(Stored items from a collection)
--

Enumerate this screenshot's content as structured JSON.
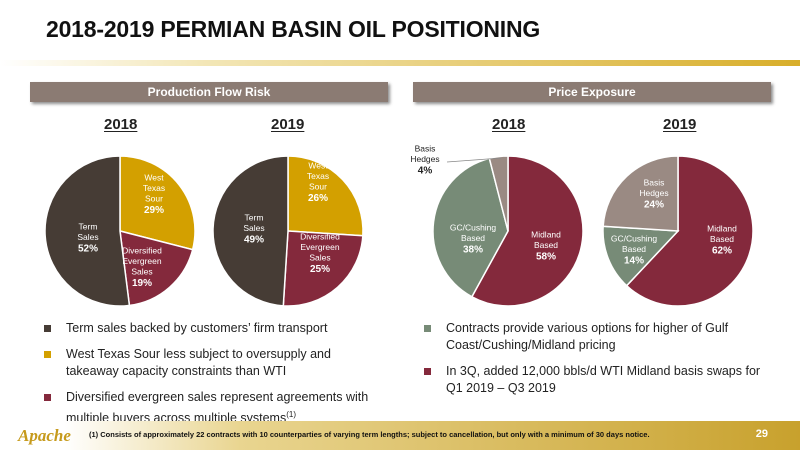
{
  "title": "2018-2019 PERMIAN BASIN OIL POSITIONING",
  "left_section": {
    "header": "Production Flow Risk",
    "year_a": "2018",
    "year_b": "2019",
    "bullets": [
      "Term sales backed by customers’ firm transport",
      "West Texas Sour less subject to oversupply and takeaway capacity constraints than WTI",
      "Diversified evergreen sales represent agreements with multiple buyers across multiple systems"
    ],
    "footnote_marker": "(1)"
  },
  "right_section": {
    "header": "Price Exposure",
    "year_a": "2018",
    "year_b": "2019",
    "bullets": [
      "Contracts provide various options for higher of Gulf Coast/Cushing/Midland pricing",
      "In 3Q, added 12,000 bbls/d WTI Midland basis swaps for Q1 2019 – Q3 2019"
    ]
  },
  "colors": {
    "term": "#463c35",
    "wts": "#d3a000",
    "diversified": "#84293c",
    "midland": "#84293c",
    "gc": "#778b77",
    "basis": "#9a8a83",
    "bar": "#8b7b73",
    "bullet_left": [
      "#463c35",
      "#d3a000",
      "#84293c"
    ],
    "bullet_right": [
      "#778b77",
      "#84293c"
    ]
  },
  "chart_data": [
    {
      "type": "pie",
      "year": "2018",
      "group": "Production Flow Risk",
      "slices": [
        {
          "label": "West Texas Sour",
          "value": 29,
          "pct": "29%",
          "color": "#d3a000"
        },
        {
          "label": "Diversified Evergreen Sales",
          "value": 19,
          "pct": "19%",
          "color": "#84293c"
        },
        {
          "label": "Term Sales",
          "value": 52,
          "pct": "52%",
          "color": "#463c35"
        }
      ]
    },
    {
      "type": "pie",
      "year": "2019",
      "group": "Production Flow Risk",
      "slices": [
        {
          "label": "West Texas Sour",
          "value": 26,
          "pct": "26%",
          "color": "#d3a000"
        },
        {
          "label": "Diversified Evergreen Sales",
          "value": 25,
          "pct": "25%",
          "color": "#84293c"
        },
        {
          "label": "Term Sales",
          "value": 49,
          "pct": "49%",
          "color": "#463c35"
        }
      ]
    },
    {
      "type": "pie",
      "year": "2018",
      "group": "Price Exposure",
      "slices": [
        {
          "label": "Midland Based",
          "value": 58,
          "pct": "58%",
          "color": "#84293c"
        },
        {
          "label": "GC/Cushing Based",
          "value": 38,
          "pct": "38%",
          "color": "#778b77"
        },
        {
          "label": "Basis Hedges",
          "value": 4,
          "pct": "4%",
          "color": "#9a8a83"
        }
      ]
    },
    {
      "type": "pie",
      "year": "2019",
      "group": "Price Exposure",
      "slices": [
        {
          "label": "Midland Based",
          "value": 62,
          "pct": "62%",
          "color": "#84293c"
        },
        {
          "label": "GC/Cushing Based",
          "value": 14,
          "pct": "14%",
          "color": "#778b77"
        },
        {
          "label": "Basis Hedges",
          "value": 24,
          "pct": "24%",
          "color": "#9a8a83"
        }
      ]
    }
  ],
  "footer": {
    "logo": "Apache",
    "footnote": "(1) Consists of approximately 22 contracts with 10 counterparties of varying term lengths; subject to cancellation, but only with a minimum of 30 days notice.",
    "page_number": "29"
  }
}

--

What is expected
Pull every line containing "value" from the data.

The reply
          "value": 29,
          "value": 19,
          "value": 52,
          "value": 26,
          "value": 25,
          "value": 49,
          "value": 58,
          "value": 38,
          "value": 4,
          "value": 62,
          "value": 14,
          "value": 24,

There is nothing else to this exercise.